__What is being asked__.
Copy all the material below, exactly as it stands.
* Start Supplied data *
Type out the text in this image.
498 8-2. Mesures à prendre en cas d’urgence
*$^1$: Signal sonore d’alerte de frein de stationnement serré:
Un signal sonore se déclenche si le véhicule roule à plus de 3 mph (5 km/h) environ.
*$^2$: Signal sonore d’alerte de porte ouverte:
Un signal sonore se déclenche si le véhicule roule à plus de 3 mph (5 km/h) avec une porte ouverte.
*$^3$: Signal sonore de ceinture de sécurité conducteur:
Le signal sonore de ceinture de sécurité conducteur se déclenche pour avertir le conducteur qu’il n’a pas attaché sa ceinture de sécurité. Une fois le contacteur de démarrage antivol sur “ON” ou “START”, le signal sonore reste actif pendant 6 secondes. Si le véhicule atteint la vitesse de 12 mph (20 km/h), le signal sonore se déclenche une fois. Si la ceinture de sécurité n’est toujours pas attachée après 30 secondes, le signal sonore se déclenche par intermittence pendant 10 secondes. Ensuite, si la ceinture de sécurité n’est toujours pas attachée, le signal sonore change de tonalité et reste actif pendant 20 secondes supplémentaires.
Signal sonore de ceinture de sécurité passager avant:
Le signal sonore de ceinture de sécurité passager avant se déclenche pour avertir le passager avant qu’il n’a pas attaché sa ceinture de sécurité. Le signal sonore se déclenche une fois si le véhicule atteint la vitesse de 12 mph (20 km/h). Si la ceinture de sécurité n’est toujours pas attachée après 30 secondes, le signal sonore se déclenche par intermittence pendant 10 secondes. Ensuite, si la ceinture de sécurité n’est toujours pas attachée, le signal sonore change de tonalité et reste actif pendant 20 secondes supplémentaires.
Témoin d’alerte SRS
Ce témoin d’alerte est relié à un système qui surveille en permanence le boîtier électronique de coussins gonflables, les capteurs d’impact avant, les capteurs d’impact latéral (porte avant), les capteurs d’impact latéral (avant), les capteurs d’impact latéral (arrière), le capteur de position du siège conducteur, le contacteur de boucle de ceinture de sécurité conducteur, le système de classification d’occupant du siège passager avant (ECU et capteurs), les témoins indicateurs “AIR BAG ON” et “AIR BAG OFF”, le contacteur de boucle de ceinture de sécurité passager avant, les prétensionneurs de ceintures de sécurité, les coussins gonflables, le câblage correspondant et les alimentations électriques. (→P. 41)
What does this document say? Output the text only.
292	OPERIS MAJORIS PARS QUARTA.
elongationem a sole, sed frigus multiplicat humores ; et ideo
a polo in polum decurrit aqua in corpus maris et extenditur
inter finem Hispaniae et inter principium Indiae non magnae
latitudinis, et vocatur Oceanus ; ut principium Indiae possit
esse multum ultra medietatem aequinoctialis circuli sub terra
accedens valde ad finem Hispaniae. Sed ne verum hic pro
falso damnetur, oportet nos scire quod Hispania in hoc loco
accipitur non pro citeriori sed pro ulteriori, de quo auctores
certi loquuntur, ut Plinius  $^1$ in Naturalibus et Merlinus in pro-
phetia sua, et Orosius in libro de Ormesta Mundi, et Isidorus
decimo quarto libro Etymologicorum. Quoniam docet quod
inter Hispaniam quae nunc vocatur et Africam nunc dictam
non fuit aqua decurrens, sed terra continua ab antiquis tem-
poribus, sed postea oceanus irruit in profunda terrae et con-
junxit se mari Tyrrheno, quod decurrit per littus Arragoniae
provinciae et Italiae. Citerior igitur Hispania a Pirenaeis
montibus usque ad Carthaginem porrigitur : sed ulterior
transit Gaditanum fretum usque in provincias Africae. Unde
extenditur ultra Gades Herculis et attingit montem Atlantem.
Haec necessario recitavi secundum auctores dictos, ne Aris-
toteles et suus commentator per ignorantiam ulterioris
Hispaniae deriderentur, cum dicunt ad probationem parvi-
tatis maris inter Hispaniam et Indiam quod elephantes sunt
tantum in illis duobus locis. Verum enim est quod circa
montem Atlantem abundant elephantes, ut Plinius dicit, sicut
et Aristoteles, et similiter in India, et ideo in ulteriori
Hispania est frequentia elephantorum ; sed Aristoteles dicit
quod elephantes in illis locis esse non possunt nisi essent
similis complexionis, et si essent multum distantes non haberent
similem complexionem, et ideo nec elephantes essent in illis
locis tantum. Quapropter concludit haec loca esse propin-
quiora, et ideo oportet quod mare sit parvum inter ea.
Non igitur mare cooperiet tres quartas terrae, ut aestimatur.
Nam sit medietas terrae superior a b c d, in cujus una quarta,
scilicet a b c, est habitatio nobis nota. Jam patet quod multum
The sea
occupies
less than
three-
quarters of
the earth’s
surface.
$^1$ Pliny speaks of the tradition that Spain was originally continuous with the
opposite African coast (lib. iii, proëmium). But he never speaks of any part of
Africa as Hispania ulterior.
* End Supplied data *
__Solution to the problem__.
Type out the text in this image.
498 8-2. Mesures à prendre en cas d’urgence
*$^1$: Signal sonore d’alerte de frein de stationnement serré:
Un signal sonore se déclenche si le véhicule roule à plus de 3 mph (5 km/h) environ.
*$^2$: Signal sonore d’alerte de porte ouverte:
Un signal sonore se déclenche si le véhicule roule à plus de 3 mph (5 km/h) avec une porte ouverte.
*$^3$: Signal sonore de ceinture de sécurité conducteur:
Le signal sonore de ceinture de sécurité conducteur se déclenche pour avertir le conducteur qu’il n’a pas attaché sa ceinture de sécurité. Une fois le contacteur de démarrage antivol sur “ON” ou “START”, le signal sonore reste actif pendant 6 secondes. Si le véhicule atteint la vitesse de 12 mph (20 km/h), le signal sonore se déclenche une fois. Si la ceinture de sécurité n’est toujours pas attachée après 30 secondes, le signal sonore se déclenche par intermittence pendant 10 secondes. Ensuite, si la ceinture de sécurité n’est toujours pas attachée, le signal sonore change de tonalité et reste actif pendant 20 secondes supplémentaires.
Signal sonore de ceinture de sécurité passager avant:
Le signal sonore de ceinture de sécurité passager avant se déclenche pour avertir le passager avant qu’il n’a pas attaché sa ceinture de sécurité. Le signal sonore se déclenche une fois si le véhicule atteint la vitesse de 12 mph (20 km/h). Si la ceinture de sécurité n’est toujours pas attachée après 30 secondes, le signal sonore se déclenche par intermittence pendant 10 secondes. Ensuite, si la ceinture de sécurité n’est toujours pas attachée, le signal sonore change de tonalité et reste actif pendant 20 secondes supplémentaires.
Témoin d’alerte SRS
Ce témoin d’alerte est relié à un système qui surveille en permanence le boîtier électronique de coussins gonflables, les capteurs d’impact avant, les capteurs d’impact latéral (porte avant), les capteurs d’impact latéral (avant), les capteurs d’impact latéral (arrière), le capteur de position du siège conducteur, le contacteur de boucle de ceinture de sécurité conducteur, le système de classification d’occupant du siège passager avant (ECU et capteurs), les témoins indicateurs “AIR BAG ON” et “AIR BAG OFF”, le contacteur de boucle de ceinture de sécurité passager avant, les prétensionneurs de ceintures de sécurité, les coussins gonflables, le câblage correspondant et les alimentations électriques. (→P. 41)
What does this document say? Output the text only.
292	OPERIS MAJORIS PARS QUARTA.
elongationem a sole, sed frigus multiplicat humores ; et ideo
a polo in polum decurrit aqua in corpus maris et extenditur
inter finem Hispaniae et inter principium Indiae non magnae
latitudinis, et vocatur Oceanus ; ut principium Indiae possit
esse multum ultra medietatem aequinoctialis circuli sub terra
accedens valde ad finem Hispaniae. Sed ne verum hic pro
falso damnetur, oportet nos scire quod Hispania in hoc loco
accipitur non pro citeriori sed pro ulteriori, de quo auctores
certi loquuntur, ut Plinius  $^1$ in Naturalibus et Merlinus in pro-
phetia sua, et Orosius in libro de Ormesta Mundi, et Isidorus
decimo quarto libro Etymologicorum. Quoniam docet quod
inter Hispaniam quae nunc vocatur et Africam nunc dictam
non fuit aqua decurrens, sed terra continua ab antiquis tem-
poribus, sed postea oceanus irruit in profunda terrae et con-
junxit se mari Tyrrheno, quod decurrit per littus Arragoniae
provinciae et Italiae. Citerior igitur Hispania a Pirenaeis
montibus usque ad Carthaginem porrigitur : sed ulterior
transit Gaditanum fretum usque in provincias Africae. Unde
extenditur ultra Gades Herculis et attingit montem Atlantem.
Haec necessario recitavi secundum auctores dictos, ne Aris-
toteles et suus commentator per ignorantiam ulterioris
Hispaniae deriderentur, cum dicunt ad probationem parvi-
tatis maris inter Hispaniam et Indiam quod elephantes sunt
tantum in illis duobus locis. Verum enim est quod circa
montem Atlantem abundant elephantes, ut Plinius dicit, sicut
et Aristoteles, et similiter in India, et ideo in ulteriori
Hispania est frequentia elephantorum ; sed Aristoteles dicit
quod elephantes in illis locis esse non possunt nisi essent
similis complexionis, et si essent multum distantes non haberent
similem complexionem, et ideo nec elephantes essent in illis
locis tantum. Quapropter concludit haec loca esse propin-
quiora, et ideo oportet quod mare sit parvum inter ea.
Non igitur mare cooperiet tres quartas terrae, ut aestimatur.
Nam sit medietas terrae superior a b c d, in cujus una quarta,
scilicet a b c, est habitatio nobis nota. Jam patet quod multum
The sea
occupies
less than
three-
quarters of
the earth’s
surface.
$^1$ Pliny speaks of the tradition that Spain was originally continuous with the
opposite African coast (lib. iii, proëmium). But he never speaks of any part of
Africa as Hispania ulterior.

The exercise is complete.